> [DATA SHOWN]
┌──
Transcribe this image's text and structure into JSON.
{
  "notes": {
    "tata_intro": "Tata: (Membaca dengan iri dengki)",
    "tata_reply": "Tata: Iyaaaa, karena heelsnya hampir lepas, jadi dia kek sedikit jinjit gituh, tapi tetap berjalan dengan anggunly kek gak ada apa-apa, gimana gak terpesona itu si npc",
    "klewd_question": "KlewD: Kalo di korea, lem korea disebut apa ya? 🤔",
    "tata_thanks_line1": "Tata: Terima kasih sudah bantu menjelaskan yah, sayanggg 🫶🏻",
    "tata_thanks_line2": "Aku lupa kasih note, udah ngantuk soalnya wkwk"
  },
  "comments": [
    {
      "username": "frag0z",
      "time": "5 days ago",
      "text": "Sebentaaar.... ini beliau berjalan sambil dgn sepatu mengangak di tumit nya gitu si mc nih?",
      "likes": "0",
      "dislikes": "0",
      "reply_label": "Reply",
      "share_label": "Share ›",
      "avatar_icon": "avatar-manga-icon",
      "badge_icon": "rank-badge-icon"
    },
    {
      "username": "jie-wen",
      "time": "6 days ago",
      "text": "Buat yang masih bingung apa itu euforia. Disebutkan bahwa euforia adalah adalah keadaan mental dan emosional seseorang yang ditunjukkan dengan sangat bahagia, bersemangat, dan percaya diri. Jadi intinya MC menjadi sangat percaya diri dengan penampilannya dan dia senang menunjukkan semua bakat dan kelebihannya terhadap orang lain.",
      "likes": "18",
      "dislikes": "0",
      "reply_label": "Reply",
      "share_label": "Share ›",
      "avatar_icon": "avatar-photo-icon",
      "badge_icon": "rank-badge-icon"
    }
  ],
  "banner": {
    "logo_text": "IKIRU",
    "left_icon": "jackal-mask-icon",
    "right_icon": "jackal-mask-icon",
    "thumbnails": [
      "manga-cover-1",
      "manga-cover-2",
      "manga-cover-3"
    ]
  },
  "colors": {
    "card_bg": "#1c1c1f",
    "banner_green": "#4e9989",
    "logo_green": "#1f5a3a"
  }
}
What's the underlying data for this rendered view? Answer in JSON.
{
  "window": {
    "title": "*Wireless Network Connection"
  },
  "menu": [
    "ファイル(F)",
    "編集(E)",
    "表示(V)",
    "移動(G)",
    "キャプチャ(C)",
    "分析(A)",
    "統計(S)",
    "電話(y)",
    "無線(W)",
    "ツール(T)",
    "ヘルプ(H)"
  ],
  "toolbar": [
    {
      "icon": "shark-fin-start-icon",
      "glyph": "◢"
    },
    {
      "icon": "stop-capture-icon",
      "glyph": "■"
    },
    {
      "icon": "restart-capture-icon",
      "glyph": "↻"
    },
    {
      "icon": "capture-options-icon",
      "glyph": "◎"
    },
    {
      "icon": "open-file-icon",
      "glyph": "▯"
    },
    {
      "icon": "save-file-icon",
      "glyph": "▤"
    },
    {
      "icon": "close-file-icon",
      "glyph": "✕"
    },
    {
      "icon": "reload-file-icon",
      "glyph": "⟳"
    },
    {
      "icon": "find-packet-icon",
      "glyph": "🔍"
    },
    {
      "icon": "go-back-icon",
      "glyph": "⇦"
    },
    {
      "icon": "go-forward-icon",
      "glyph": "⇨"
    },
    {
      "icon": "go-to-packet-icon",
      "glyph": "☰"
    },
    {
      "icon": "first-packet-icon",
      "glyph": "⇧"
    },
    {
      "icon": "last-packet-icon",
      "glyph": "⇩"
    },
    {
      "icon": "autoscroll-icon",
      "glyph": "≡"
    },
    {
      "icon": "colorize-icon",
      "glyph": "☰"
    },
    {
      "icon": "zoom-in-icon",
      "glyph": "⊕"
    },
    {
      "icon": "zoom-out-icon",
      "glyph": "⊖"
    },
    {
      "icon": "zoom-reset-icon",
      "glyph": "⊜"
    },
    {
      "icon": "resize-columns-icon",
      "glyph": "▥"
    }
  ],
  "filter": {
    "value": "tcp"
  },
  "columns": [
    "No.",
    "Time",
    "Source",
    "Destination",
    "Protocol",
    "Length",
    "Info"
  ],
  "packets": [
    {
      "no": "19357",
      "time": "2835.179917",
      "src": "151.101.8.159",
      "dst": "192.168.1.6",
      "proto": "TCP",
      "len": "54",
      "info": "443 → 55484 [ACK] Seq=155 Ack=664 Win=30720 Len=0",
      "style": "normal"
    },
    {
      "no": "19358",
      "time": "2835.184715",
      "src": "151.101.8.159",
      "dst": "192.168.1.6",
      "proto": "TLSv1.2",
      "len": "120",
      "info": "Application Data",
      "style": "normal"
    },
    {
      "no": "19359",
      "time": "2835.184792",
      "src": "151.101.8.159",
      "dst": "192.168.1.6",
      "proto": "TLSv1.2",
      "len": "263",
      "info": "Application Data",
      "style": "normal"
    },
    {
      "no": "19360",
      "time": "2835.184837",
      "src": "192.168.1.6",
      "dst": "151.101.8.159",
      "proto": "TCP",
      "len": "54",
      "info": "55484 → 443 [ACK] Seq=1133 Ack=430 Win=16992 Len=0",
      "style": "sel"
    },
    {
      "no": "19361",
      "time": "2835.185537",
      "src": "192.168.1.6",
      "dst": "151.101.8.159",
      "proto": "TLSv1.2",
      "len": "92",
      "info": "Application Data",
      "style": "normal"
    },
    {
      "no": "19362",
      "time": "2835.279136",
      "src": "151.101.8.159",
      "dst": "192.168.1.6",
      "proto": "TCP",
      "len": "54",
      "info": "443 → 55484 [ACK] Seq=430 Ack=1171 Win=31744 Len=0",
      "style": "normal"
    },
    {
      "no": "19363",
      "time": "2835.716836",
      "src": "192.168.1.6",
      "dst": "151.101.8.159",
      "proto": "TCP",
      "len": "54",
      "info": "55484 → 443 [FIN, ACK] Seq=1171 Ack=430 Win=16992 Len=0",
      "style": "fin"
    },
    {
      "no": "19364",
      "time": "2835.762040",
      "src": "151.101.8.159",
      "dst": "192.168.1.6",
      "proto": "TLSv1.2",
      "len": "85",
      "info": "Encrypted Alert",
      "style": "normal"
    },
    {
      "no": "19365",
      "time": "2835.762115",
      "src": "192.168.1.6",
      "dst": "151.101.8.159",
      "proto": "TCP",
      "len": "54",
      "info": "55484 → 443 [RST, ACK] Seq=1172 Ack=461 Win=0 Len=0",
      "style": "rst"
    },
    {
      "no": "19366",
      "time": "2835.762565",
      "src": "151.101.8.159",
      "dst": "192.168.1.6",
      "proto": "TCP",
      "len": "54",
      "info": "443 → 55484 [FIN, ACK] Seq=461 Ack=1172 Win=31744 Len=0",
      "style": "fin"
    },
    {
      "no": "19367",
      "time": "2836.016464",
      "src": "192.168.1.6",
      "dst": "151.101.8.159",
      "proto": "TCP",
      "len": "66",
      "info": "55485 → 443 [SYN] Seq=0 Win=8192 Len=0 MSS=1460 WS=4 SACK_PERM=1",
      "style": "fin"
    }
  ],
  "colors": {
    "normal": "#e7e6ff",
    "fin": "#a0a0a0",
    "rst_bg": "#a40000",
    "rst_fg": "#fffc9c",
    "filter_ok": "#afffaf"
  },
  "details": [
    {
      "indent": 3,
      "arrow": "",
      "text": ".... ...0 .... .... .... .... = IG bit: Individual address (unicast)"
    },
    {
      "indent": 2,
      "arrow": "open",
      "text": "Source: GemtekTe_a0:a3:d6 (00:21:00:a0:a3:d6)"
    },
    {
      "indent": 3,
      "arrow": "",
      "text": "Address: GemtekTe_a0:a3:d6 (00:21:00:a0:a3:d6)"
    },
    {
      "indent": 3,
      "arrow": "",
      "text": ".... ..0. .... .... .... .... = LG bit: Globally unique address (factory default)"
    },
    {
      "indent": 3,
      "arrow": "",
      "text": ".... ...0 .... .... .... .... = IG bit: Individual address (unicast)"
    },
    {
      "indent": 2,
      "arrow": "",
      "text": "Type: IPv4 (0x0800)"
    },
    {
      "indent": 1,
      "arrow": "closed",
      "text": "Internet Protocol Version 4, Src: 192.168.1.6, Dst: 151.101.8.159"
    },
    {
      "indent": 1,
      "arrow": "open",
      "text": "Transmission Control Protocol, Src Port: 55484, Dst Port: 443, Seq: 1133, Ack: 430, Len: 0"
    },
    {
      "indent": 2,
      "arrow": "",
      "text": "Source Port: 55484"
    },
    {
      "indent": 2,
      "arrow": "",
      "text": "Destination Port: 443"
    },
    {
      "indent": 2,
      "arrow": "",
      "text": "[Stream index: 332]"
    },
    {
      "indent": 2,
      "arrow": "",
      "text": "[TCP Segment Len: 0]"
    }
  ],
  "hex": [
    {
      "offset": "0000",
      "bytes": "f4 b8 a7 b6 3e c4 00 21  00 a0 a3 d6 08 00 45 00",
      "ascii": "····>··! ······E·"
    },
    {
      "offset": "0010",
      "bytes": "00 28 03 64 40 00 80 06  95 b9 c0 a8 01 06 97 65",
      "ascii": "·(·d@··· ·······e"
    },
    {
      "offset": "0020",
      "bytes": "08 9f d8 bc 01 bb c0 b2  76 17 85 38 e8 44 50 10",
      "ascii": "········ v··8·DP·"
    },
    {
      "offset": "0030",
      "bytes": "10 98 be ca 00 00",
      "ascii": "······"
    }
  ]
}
└──
> [PROBLEM REQUIREMENTS] Which lines in the listing above hold the word "JSON"? Show each of them.

> [SOLVED EXERCISE]
Transcribe this image's text and structure into JSON.
What's the underlying data for this rendered view? Answer in JSON.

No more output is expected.